- **Requirements**
Word for word, repeat the entries, minus the pictures.

§

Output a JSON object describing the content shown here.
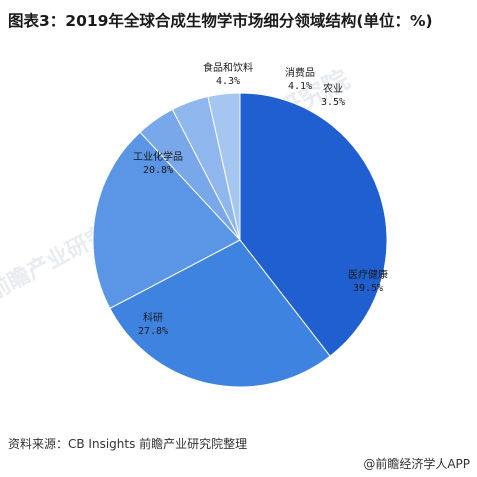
{
  "title": "图表3：2019年全球合成生物学市场细分领域结构(单位：%)",
  "source": "资料来源：CB Insights 前瞻产业研究院整理",
  "brand": "@前瞻经济学人APP",
  "watermark": "前瞻产业研究院",
  "colors": {
    "医疗健康": "#1f5fcf",
    "科研": "#3f83e0",
    "工业化学品": "#5b95e6",
    "食品和饮料": "#78a8ea",
    "消费品": "#8fb7ee",
    "农业": "#a6c6f2"
  },
  "chart_data": {
    "type": "pie",
    "title": "图表3：2019年全球合成生物学市场细分领域结构(单位：%)",
    "unit": "%",
    "slices": [
      {
        "label": "医疗健康",
        "value": 39.5,
        "text": "39.5%"
      },
      {
        "label": "科研",
        "value": 27.8,
        "text": "27.8%"
      },
      {
        "label": "工业化学品",
        "value": 20.8,
        "text": "20.8%"
      },
      {
        "label": "食品和饮料",
        "value": 4.3,
        "text": "4.3%"
      },
      {
        "label": "消费品",
        "value": 4.1,
        "text": "4.1%"
      },
      {
        "label": "农业",
        "value": 3.5,
        "text": "3.5%"
      }
    ]
  }
}
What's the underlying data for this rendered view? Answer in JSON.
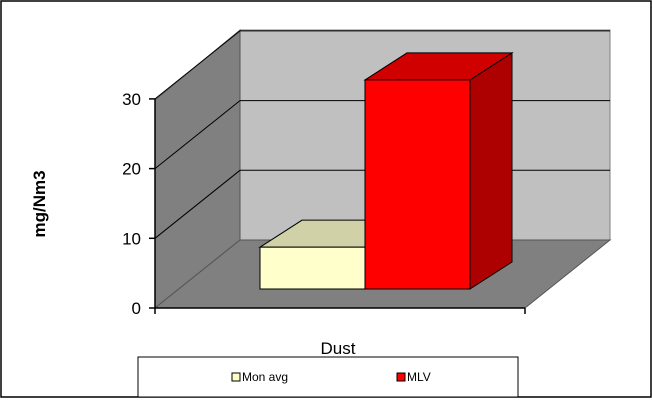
{
  "chart_data": {
    "type": "bar",
    "style": "3d-clustered",
    "title": "",
    "xlabel": "Dust",
    "ylabel": "mg/Nm3",
    "ylim": [
      0,
      35
    ],
    "yticks": [
      0,
      10,
      20,
      30
    ],
    "grid": true,
    "categories": [
      "Dust"
    ],
    "series": [
      {
        "name": "Mon avg",
        "values": [
          6
        ],
        "color": "#FFFFCC"
      },
      {
        "name": "MLV",
        "values": [
          30
        ],
        "color": "#FF0000"
      }
    ],
    "legend": {
      "position": "bottom"
    }
  }
}
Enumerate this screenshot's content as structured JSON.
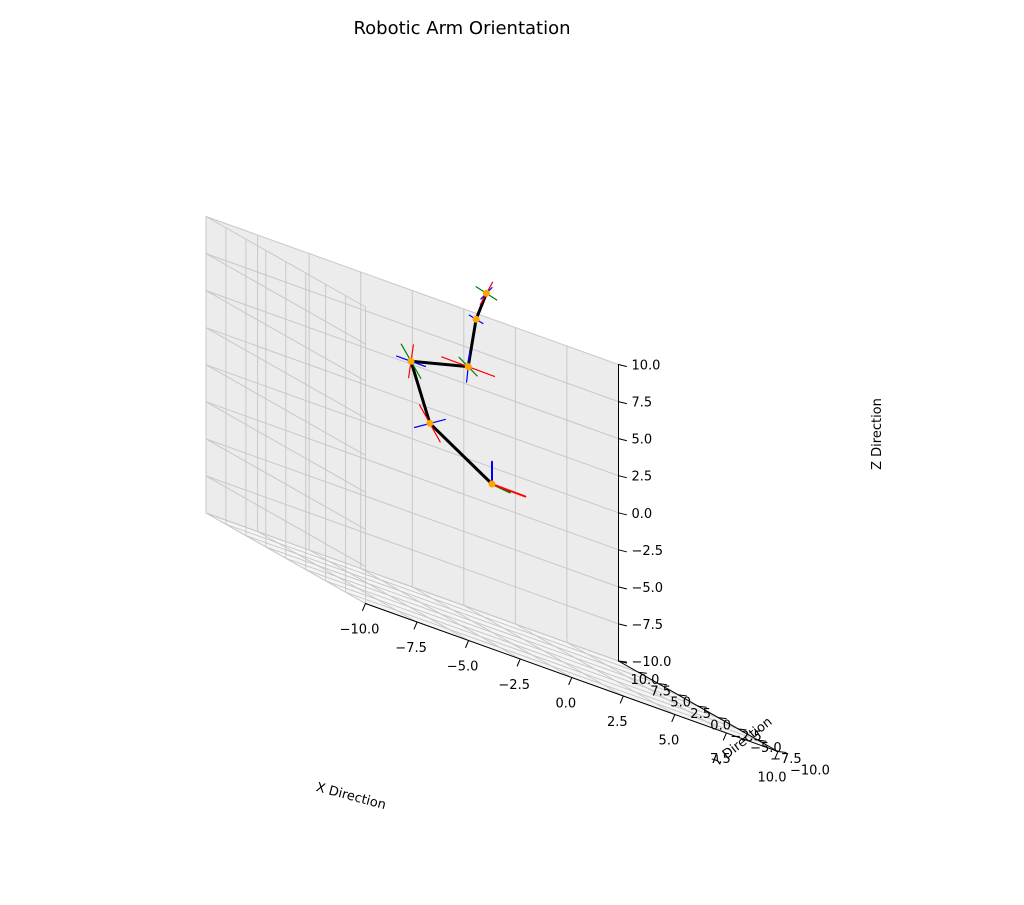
{
  "chart_data": {
    "type": "line3d",
    "title": "Robotic Arm Orientation",
    "xlabel": "X Direction",
    "ylabel": "Y Direction",
    "zlabel": "Z Direction",
    "xlim": [
      -10,
      10
    ],
    "ylim": [
      -10,
      10
    ],
    "zlim": [
      -10,
      10
    ],
    "ticks": {
      "x": [
        "−10.0",
        "−7.5",
        "−5.0",
        "−2.5",
        "0.0",
        "2.5",
        "5.0",
        "7.5",
        "10.0"
      ],
      "y": [
        "−10.0",
        "−7.5",
        "−5.0",
        "−2.5",
        "0.0",
        "2.5",
        "5.0",
        "7.5",
        "10.0"
      ],
      "z": [
        "−10.0",
        "−7.5",
        "−5.0",
        "−2.5",
        "0.0",
        "2.5",
        "5.0",
        "7.5",
        "10.0"
      ]
    },
    "grid": true,
    "joints": [
      {
        "x": 0.0,
        "y": 0.0,
        "z": 0.0
      },
      {
        "x": -1.0,
        "y": 5.2,
        "z": 2.0
      },
      {
        "x": -1.8,
        "y": 5.5,
        "z": 5.7
      },
      {
        "x": 0.7,
        "y": 4.8,
        "z": 6.8
      },
      {
        "x": 0.7,
        "y": 3.8,
        "z": 10.3
      },
      {
        "x": 1.2,
        "y": 3.8,
        "z": 12.3
      }
    ],
    "frames": [
      {
        "x": [
          1.5,
          -0.3,
          0.0
        ],
        "y": [
          0.4,
          -1.2,
          0.0
        ],
        "z": [
          0.0,
          0.0,
          1.5
        ]
      },
      {
        "x": [
          -0.5,
          0.0,
          1.0
        ],
        "y": [
          0.0,
          0.0,
          0.0
        ],
        "z": [
          -0.9,
          -0.4,
          -0.6
        ]
      },
      {
        "x": [
          0.0,
          0.3,
          -1.2
        ],
        "y": [
          -0.4,
          0.2,
          0.9
        ],
        "z": [
          -0.7,
          0.0,
          0.0
        ]
      },
      {
        "x": [
          1.2,
          -0.2,
          0.0
        ],
        "y": [
          -0.4,
          0.1,
          0.4
        ],
        "z": [
          0.0,
          0.2,
          -1.1
        ]
      },
      {
        "x": [
          0.0,
          0.1,
          0.0
        ],
        "y": [
          0.0,
          0.0,
          0.0
        ],
        "z": [
          0.6,
          0.7,
          -0.2
        ]
      },
      {
        "x": [
          0.3,
          0.0,
          0.9
        ],
        "y": [
          -0.5,
          0.0,
          0.2
        ],
        "z": [
          0.0,
          0.7,
          -0.6
        ]
      }
    ],
    "colors": {
      "arm": "#000000",
      "joint": "#ffa500",
      "x_axis": "#ff0000",
      "y_axis": "#008000",
      "z_axis": "#0000ff",
      "pane_left": "#f2f2f2",
      "pane_back": "#ececec",
      "pane_floor": "#f5f5f5",
      "grid": "#c8c8c8"
    }
  }
}
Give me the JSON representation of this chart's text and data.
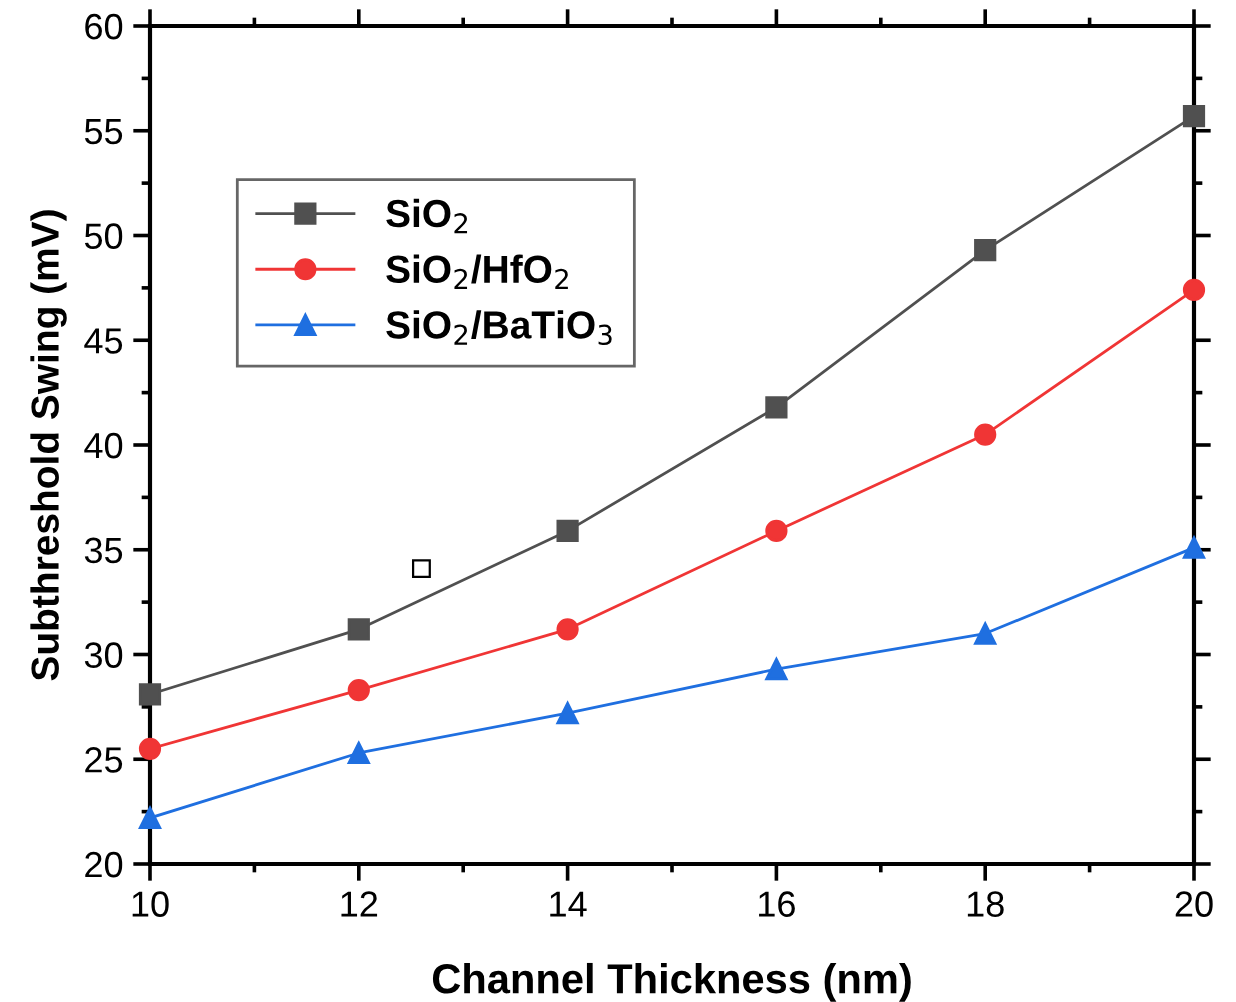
{
  "chart_data": {
    "type": "line",
    "xlabel": "Channel Thickness (nm)",
    "ylabel": "Subthreshold Swing (mV)",
    "x": [
      10,
      12,
      14,
      16,
      18,
      20
    ],
    "series": [
      {
        "name": "SiO$_{2}$",
        "color": "#505050",
        "marker": "square",
        "values": [
          28.1,
          31.2,
          35.9,
          41.8,
          49.3,
          55.7
        ]
      },
      {
        "name": "SiO$_{2}$/HfO$_{2}$",
        "color": "#f03535",
        "marker": "circle",
        "values": [
          25.5,
          28.3,
          31.2,
          35.9,
          40.5,
          47.4
        ]
      },
      {
        "name": "SiO$_{2}$/BaTiO$_{3}$",
        "color": "#1f6fe0",
        "marker": "triangle",
        "values": [
          22.2,
          25.3,
          27.2,
          29.3,
          31.0,
          35.1
        ]
      },
      {
        "type": "scatter",
        "color": "#000000",
        "marker": "square",
        "x": [
          12.6
        ],
        "values": [
          34.1
        ]
      }
    ],
    "xlim": [
      10,
      20
    ],
    "xticks": [
      10,
      12,
      14,
      16,
      18,
      20
    ],
    "ylim": [
      20,
      60
    ],
    "yticks": [
      20,
      25,
      30,
      35,
      40,
      45,
      50,
      55,
      60
    ],
    "grid": false,
    "legend": "top left",
    "line_style": "solid"
  }
}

§

- **Answer to this problem**
Output a JSON object describing the content shown here.
{
  "title": "图表3：2019年全球合成生物学市场细分领域结构(单位：%)",
  "source": "资料来源：CB Insights 前瞻产业研究院整理",
  "brand": "@前瞻经济学人APP",
  "watermark": "前瞻产业研究院",
  "colors": {
    "医疗健康": "#1f5fcf",
    "科研": "#3f83e0",
    "工业化学品": "#5b95e6",
    "食品和饮料": "#78a8ea",
    "消费品": "#8fb7ee",
    "农业": "#a6c6f2"
  },
  "chart_data": {
    "type": "pie",
    "title": "图表3：2019年全球合成生物学市场细分领域结构(单位：%)",
    "unit": "%",
    "slices": [
      {
        "label": "医疗健康",
        "value": 39.5,
        "text": "39.5%"
      },
      {
        "label": "科研",
        "value": 27.8,
        "text": "27.8%"
      },
      {
        "label": "工业化学品",
        "value": 20.8,
        "text": "20.8%"
      },
      {
        "label": "食品和饮料",
        "value": 4.3,
        "text": "4.3%"
      },
      {
        "label": "消费品",
        "value": 4.1,
        "text": "4.1%"
      },
      {
        "label": "农业",
        "value": 3.5,
        "text": "3.5%"
      }
    ]
  }
}
What's the underlying data for this rendered view? Answer in JSON.
{
  "chart_data": {
    "type": "bar",
    "style": "3d-clustered",
    "title": "",
    "xlabel": "Dust",
    "ylabel": "mg/Nm3",
    "ylim": [
      0,
      35
    ],
    "yticks": [
      0,
      10,
      20,
      30
    ],
    "grid": true,
    "categories": [
      "Dust"
    ],
    "series": [
      {
        "name": "Mon avg",
        "values": [
          6
        ],
        "color": "#FFFFCC"
      },
      {
        "name": "MLV",
        "values": [
          30
        ],
        "color": "#FF0000"
      }
    ],
    "legend": {
      "position": "bottom"
    }
  }
}
Enumerate this screenshot's content as structured JSON.
{
  "chart_data": {
    "type": "line3d",
    "title": "Robotic Arm Orientation",
    "xlabel": "X Direction",
    "ylabel": "Y Direction",
    "zlabel": "Z Direction",
    "xlim": [
      -10,
      10
    ],
    "ylim": [
      -10,
      10
    ],
    "zlim": [
      -10,
      10
    ],
    "ticks": {
      "x": [
        "−10.0",
        "−7.5",
        "−5.0",
        "−2.5",
        "0.0",
        "2.5",
        "5.0",
        "7.5",
        "10.0"
      ],
      "y": [
        "−10.0",
        "−7.5",
        "−5.0",
        "−2.5",
        "0.0",
        "2.5",
        "5.0",
        "7.5",
        "10.0"
      ],
      "z": [
        "−10.0",
        "−7.5",
        "−5.0",
        "−2.5",
        "0.0",
        "2.5",
        "5.0",
        "7.5",
        "10.0"
      ]
    },
    "grid": true,
    "joints": [
      {
        "x": 0.0,
        "y": 0.0,
        "z": 0.0
      },
      {
        "x": -1.0,
        "y": 5.2,
        "z": 2.0
      },
      {
        "x": -1.8,
        "y": 5.5,
        "z": 5.7
      },
      {
        "x": 0.7,
        "y": 4.8,
        "z": 6.8
      },
      {
        "x": 0.7,
        "y": 3.8,
        "z": 10.3
      },
      {
        "x": 1.2,
        "y": 3.8,
        "z": 12.3
      }
    ],
    "frames": [
      {
        "x": [
          1.5,
          -0.3,
          0.0
        ],
        "y": [
          0.4,
          -1.2,
          0.0
        ],
        "z": [
          0.0,
          0.0,
          1.5
        ]
      },
      {
        "x": [
          -0.5,
          0.0,
          1.0
        ],
        "y": [
          0.0,
          0.0,
          0.0
        ],
        "z": [
          -0.9,
          -0.4,
          -0.6
        ]
      },
      {
        "x": [
          0.0,
          0.3,
          -1.2
        ],
        "y": [
          -0.4,
          0.2,
          0.9
        ],
        "z": [
          -0.7,
          0.0,
          0.0
        ]
      },
      {
        "x": [
          1.2,
          -0.2,
          0.0
        ],
        "y": [
          -0.4,
          0.1,
          0.4
        ],
        "z": [
          0.0,
          0.2,
          -1.1
        ]
      },
      {
        "x": [
          0.0,
          0.1,
          0.0
        ],
        "y": [
          0.0,
          0.0,
          0.0
        ],
        "z": [
          0.6,
          0.7,
          -0.2
        ]
      },
      {
        "x": [
          0.3,
          0.0,
          0.9
        ],
        "y": [
          -0.5,
          0.0,
          0.2
        ],
        "z": [
          0.0,
          0.7,
          -0.6
        ]
      }
    ],
    "colors": {
      "arm": "#000000",
      "joint": "#ffa500",
      "x_axis": "#ff0000",
      "y_axis": "#008000",
      "z_axis": "#0000ff",
      "pane_left": "#f2f2f2",
      "pane_back": "#ececec",
      "pane_floor": "#f5f5f5",
      "grid": "#c8c8c8"
    }
  }
}
Give me the JSON representation of this chart's text and data.
{
  "chart_data": {
    "type": "line",
    "xlabel": "Channel Thickness (nm)",
    "ylabel": "Subthreshold Swing (mV)",
    "x": [
      10,
      12,
      14,
      16,
      18,
      20
    ],
    "series": [
      {
        "name": "SiO$_{2}$",
        "color": "#505050",
        "marker": "square",
        "values": [
          28.1,
          31.2,
          35.9,
          41.8,
          49.3,
          55.7
        ]
      },
      {
        "name": "SiO$_{2}$/HfO$_{2}$",
        "color": "#f03535",
        "marker": "circle",
        "values": [
          25.5,
          28.3,
          31.2,
          35.9,
          40.5,
          47.4
        ]
      },
      {
        "name": "SiO$_{2}$/BaTiO$_{3}$",
        "color": "#1f6fe0",
        "marker": "triangle",
        "values": [
          22.2,
          25.3,
          27.2,
          29.3,
          31.0,
          35.1
        ]
      },
      {
        "type": "scatter",
        "color": "#000000",
        "marker": "square",
        "x": [
          12.6
        ],
        "values": [
          34.1
        ]
      }
    ],
    "xlim": [
      10,
      20
    ],
    "xticks": [
      10,
      12,
      14,
      16,
      18,
      20
    ],
    "ylim": [
      20,
      60
    ],
    "yticks": [
      20,
      25,
      30,
      35,
      40,
      45,
      50,
      55,
      60
    ],
    "grid": false,
    "legend": "top left",
    "line_style": "solid"
  }
}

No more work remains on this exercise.